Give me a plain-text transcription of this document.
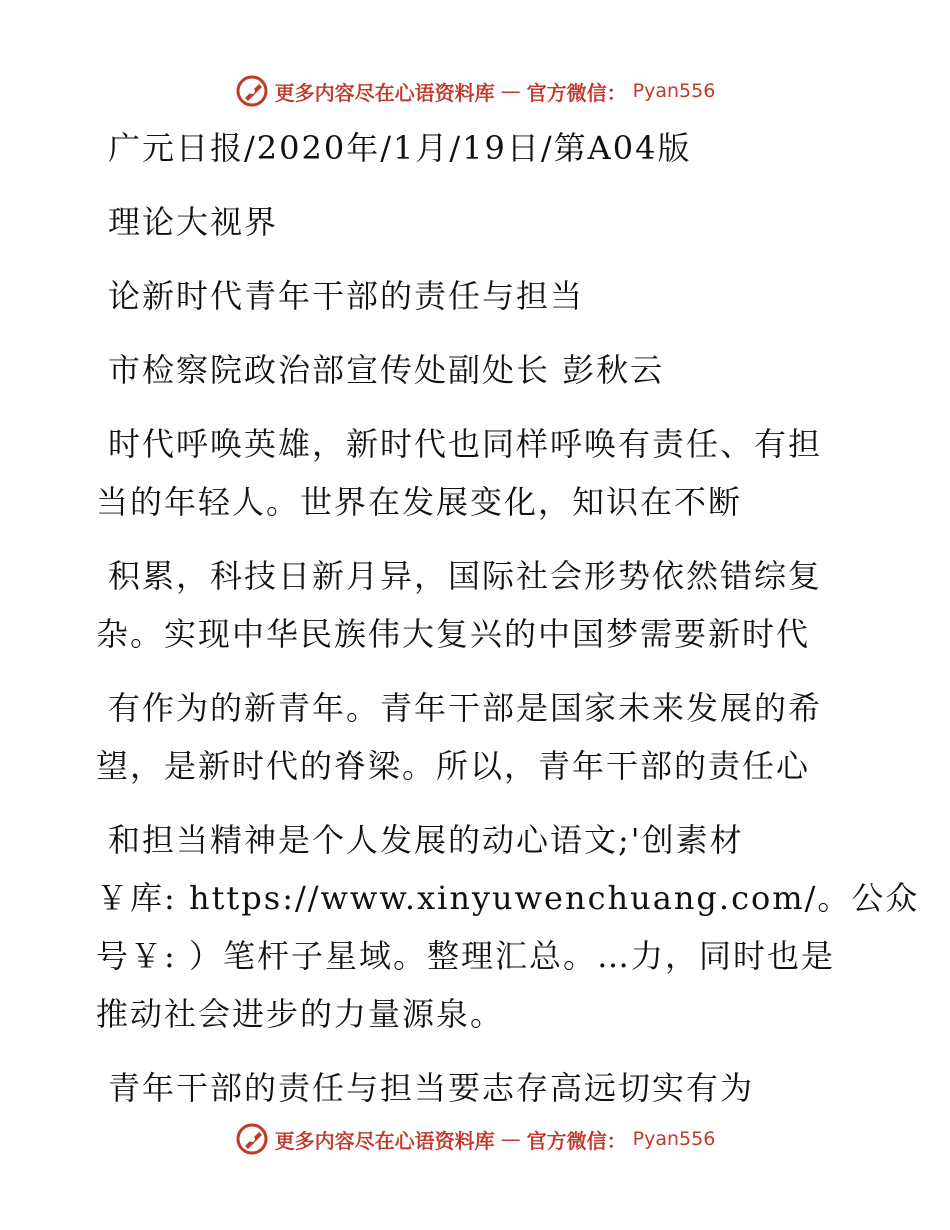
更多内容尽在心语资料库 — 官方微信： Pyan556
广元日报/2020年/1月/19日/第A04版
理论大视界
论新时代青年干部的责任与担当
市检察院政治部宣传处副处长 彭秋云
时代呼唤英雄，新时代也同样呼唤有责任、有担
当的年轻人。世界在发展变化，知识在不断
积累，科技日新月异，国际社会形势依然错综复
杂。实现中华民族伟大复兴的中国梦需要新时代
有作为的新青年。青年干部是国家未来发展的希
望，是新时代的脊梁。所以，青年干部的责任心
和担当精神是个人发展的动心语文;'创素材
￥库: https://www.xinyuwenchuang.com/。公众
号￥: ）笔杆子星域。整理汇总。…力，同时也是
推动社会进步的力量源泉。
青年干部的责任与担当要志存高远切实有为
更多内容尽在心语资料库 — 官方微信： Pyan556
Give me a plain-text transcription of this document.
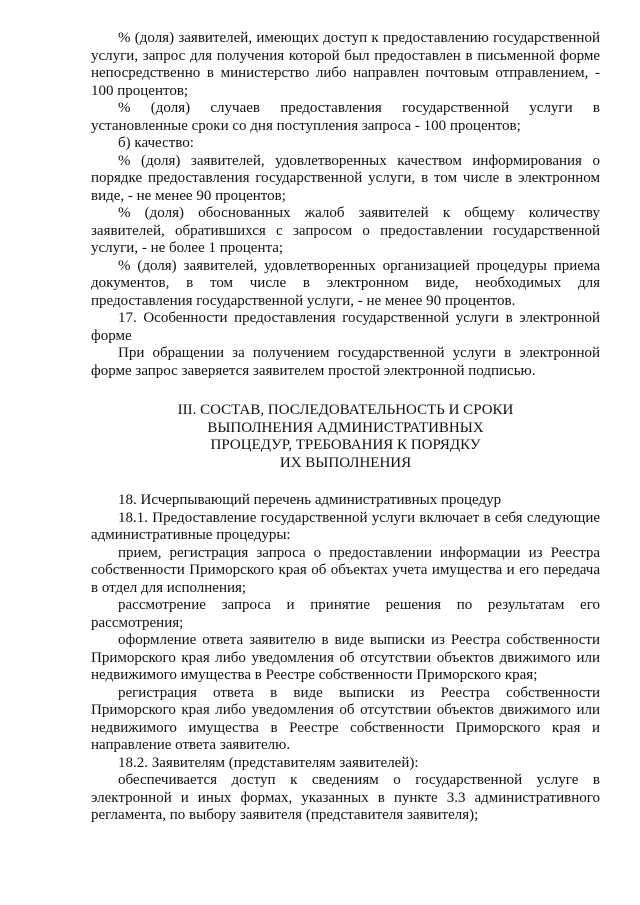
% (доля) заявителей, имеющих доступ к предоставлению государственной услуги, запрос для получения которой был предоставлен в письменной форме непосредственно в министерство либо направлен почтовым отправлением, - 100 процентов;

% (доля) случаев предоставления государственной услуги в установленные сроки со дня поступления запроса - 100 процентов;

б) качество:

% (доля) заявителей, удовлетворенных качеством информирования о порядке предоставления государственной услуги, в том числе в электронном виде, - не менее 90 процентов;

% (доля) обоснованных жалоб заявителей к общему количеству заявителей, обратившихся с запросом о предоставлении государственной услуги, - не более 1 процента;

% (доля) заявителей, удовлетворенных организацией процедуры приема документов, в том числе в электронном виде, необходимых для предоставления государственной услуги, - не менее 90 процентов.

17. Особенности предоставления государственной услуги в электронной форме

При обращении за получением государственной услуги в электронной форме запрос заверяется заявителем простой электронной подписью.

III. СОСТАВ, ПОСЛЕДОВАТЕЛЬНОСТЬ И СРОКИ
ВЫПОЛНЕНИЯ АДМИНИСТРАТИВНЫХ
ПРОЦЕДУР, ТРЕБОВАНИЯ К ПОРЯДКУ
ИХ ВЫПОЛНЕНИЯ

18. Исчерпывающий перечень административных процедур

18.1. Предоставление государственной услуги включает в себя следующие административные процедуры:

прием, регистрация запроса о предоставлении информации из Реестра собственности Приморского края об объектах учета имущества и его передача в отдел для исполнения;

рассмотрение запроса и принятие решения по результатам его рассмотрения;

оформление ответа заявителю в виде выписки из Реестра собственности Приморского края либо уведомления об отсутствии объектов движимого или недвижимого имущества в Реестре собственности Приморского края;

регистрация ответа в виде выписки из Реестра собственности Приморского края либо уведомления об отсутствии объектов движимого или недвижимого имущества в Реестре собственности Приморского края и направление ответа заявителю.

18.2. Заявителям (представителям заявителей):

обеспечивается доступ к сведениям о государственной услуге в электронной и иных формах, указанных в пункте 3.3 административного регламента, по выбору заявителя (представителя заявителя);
=======
■ **EXERCISE REQUIREMENTS**
Go over the records above and tally the lines with the word "электронной" in them. Give the number alone.

■ **WRITTEN ANSWER**
3